Set exercise - Using the listing below, please gather every line containing the word "Manage".

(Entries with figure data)
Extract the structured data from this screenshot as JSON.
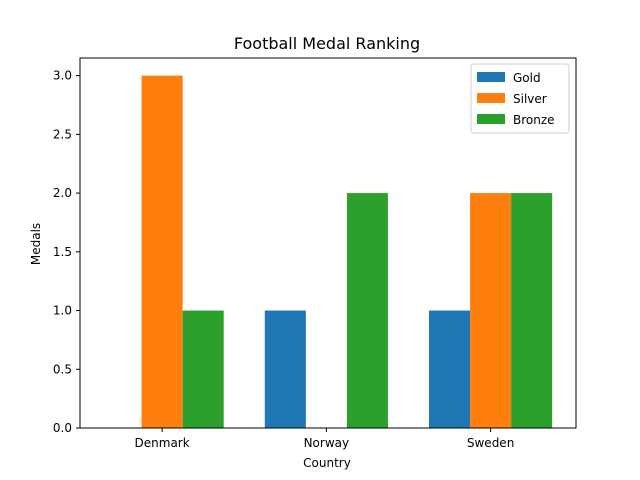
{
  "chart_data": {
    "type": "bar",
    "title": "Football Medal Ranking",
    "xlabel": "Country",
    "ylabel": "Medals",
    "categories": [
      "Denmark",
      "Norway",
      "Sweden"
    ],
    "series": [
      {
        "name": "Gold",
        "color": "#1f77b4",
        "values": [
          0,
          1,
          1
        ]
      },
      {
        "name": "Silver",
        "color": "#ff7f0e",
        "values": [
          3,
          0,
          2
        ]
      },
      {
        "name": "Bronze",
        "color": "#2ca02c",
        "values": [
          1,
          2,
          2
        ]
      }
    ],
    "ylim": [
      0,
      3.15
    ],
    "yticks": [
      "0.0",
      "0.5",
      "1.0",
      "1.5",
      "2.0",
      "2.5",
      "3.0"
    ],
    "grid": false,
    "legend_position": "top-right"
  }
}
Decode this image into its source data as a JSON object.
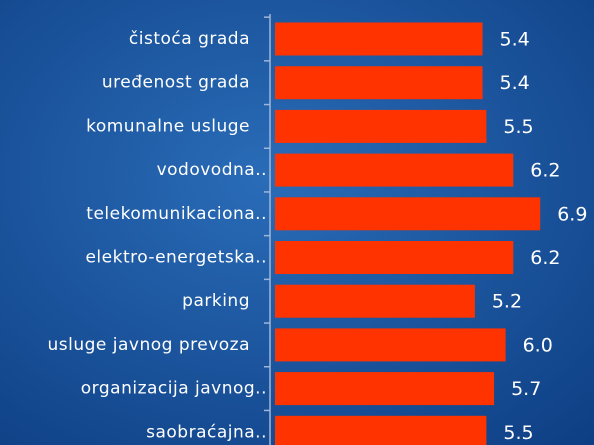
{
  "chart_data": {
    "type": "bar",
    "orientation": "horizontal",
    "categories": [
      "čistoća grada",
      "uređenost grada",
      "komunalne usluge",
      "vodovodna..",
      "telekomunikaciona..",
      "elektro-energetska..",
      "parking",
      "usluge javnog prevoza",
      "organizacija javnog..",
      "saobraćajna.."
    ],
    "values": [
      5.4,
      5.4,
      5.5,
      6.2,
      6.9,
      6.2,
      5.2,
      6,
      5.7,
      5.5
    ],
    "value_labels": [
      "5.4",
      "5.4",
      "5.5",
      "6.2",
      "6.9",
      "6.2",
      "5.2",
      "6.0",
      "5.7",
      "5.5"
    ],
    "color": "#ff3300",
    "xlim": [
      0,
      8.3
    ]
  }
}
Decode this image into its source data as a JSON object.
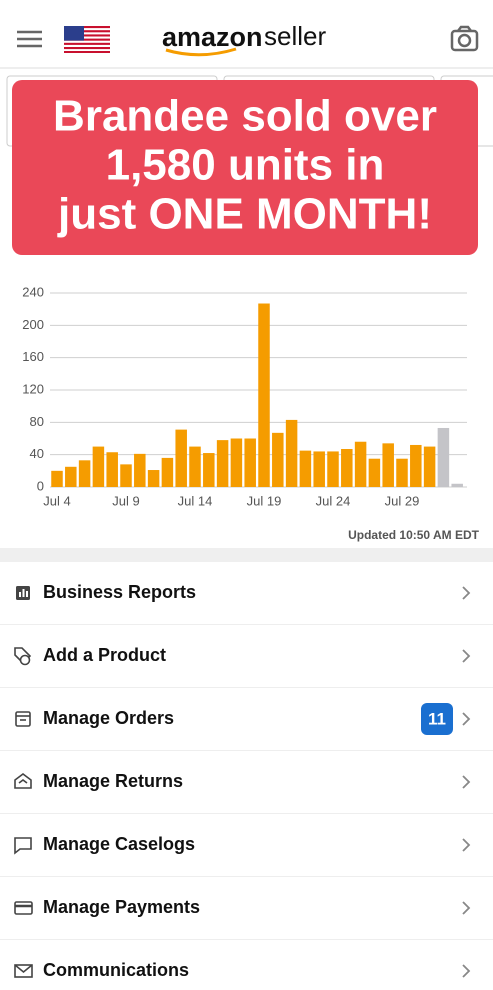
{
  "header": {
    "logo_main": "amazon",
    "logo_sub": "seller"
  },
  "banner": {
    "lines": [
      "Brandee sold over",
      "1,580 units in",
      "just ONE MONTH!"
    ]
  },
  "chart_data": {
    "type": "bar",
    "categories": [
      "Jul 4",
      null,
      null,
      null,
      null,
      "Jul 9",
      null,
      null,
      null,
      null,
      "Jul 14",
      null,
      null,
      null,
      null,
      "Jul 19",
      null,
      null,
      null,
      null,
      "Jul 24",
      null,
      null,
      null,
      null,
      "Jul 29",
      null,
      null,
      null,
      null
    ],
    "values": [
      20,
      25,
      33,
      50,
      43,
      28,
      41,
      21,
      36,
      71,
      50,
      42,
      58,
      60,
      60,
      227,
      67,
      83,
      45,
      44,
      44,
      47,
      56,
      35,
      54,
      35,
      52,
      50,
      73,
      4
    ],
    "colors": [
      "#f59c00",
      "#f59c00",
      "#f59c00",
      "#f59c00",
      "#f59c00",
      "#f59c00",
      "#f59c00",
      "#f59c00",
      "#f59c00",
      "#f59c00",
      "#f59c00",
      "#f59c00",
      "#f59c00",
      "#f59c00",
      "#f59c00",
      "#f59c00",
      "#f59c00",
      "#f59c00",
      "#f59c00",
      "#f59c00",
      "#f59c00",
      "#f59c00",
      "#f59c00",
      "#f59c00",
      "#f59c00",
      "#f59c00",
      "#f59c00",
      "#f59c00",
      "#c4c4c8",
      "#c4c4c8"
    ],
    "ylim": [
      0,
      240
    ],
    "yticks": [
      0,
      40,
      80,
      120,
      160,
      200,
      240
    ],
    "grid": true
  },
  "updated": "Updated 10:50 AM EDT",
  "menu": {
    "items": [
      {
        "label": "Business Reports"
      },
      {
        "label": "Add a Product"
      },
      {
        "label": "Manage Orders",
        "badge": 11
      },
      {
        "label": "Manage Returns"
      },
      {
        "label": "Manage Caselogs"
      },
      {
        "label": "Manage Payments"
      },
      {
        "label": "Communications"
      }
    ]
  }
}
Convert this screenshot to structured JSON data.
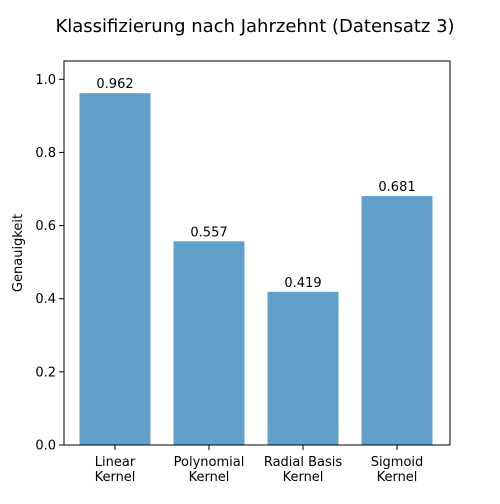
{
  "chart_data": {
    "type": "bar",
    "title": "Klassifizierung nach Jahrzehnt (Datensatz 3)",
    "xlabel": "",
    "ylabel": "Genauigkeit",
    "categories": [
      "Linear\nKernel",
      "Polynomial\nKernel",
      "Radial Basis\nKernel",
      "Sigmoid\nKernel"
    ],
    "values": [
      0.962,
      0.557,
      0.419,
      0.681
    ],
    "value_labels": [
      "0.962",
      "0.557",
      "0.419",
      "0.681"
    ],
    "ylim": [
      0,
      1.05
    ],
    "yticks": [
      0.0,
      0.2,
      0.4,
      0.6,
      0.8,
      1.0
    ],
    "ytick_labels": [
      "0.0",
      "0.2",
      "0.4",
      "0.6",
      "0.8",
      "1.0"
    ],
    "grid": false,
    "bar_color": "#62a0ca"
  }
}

Exercise solution -
        "label": "Manage Orders",
        "label": "Manage Returns"
        "label": "Manage Caselogs"
        "label": "Manage Payments"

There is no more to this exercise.